── ENTRIES SUPPLIED

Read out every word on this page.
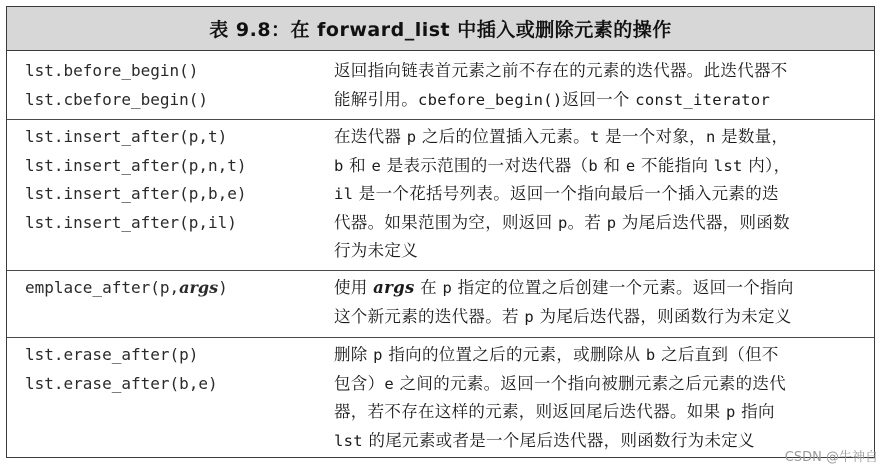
表 9.8：在 forward_list 中插入或删除元素的操作
lst.before_begin()
lst.cbefore_begin()
返回指向链表首元素之前不存在的元素的迭代器。此迭代器不
能解引用。cbefore_begin()返回一个 const_iterator
lst.insert_after(p,t)
lst.insert_after(p,n,t)
lst.insert_after(p,b,e)
lst.insert_after(p,il)
在迭代器 p 之后的位置插入元素。t 是一个对象，n 是数量，
b 和 e 是表示范围的一对迭代器（b 和 e 不能指向 lst 内），
il 是一个花括号列表。返回一个指向最后一个插入元素的迭
代器。如果范围为空，则返回 p。若 p 为尾后迭代器，则函数
行为未定义
emplace_after(p,args)	使用 args 在 p 指定的位置之后创建一个元素。返回一个指向
这个新元素的迭代器。若 p 为尾后迭代器，则函数行为未定义
lst.erase_after(p)
lst.erase_after(b,e)
删除 p 指向的位置之后的元素，或删除从 b 之后直到（但不
包含）e 之间的元素。返回一个指向被删元素之后元素的迭代
器，若不存在这样的元素，则返回尾后迭代器。如果 p 指向
lst 的尾元素或者是一个尾后迭代器，则函数行为未定义
CSDN @牛神自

────

TASK REQUIREMENTS ▸
Make an exact copy of all entries above, dropping the images.

RESPONSE TO THIS EXERCISE ▸
Read out every word on this page.
表 9.8：在 forward_list 中插入或删除元素的操作
lst.before_begin()
lst.cbefore_begin()
返回指向链表首元素之前不存在的元素的迭代器。此迭代器不
能解引用。cbefore_begin()返回一个 const_iterator
lst.insert_after(p,t)
lst.insert_after(p,n,t)
lst.insert_after(p,b,e)
lst.insert_after(p,il)
在迭代器 p 之后的位置插入元素。t 是一个对象，n 是数量，
b 和 e 是表示范围的一对迭代器（b 和 e 不能指向 lst 内），
il 是一个花括号列表。返回一个指向最后一个插入元素的迭
代器。如果范围为空，则返回 p。若 p 为尾后迭代器，则函数
行为未定义
emplace_after(p,args)	使用 args 在 p 指定的位置之后创建一个元素。返回一个指向
这个新元素的迭代器。若 p 为尾后迭代器，则函数行为未定义
lst.erase_after(p)
lst.erase_after(b,e)
删除 p 指向的位置之后的元素，或删除从 b 之后直到（但不
包含）e 之间的元素。返回一个指向被删元素之后元素的迭代
器，若不存在这样的元素，则返回尾后迭代器。如果 p 指向
lst 的尾元素或者是一个尾后迭代器，则函数行为未定义
CSDN @牛神自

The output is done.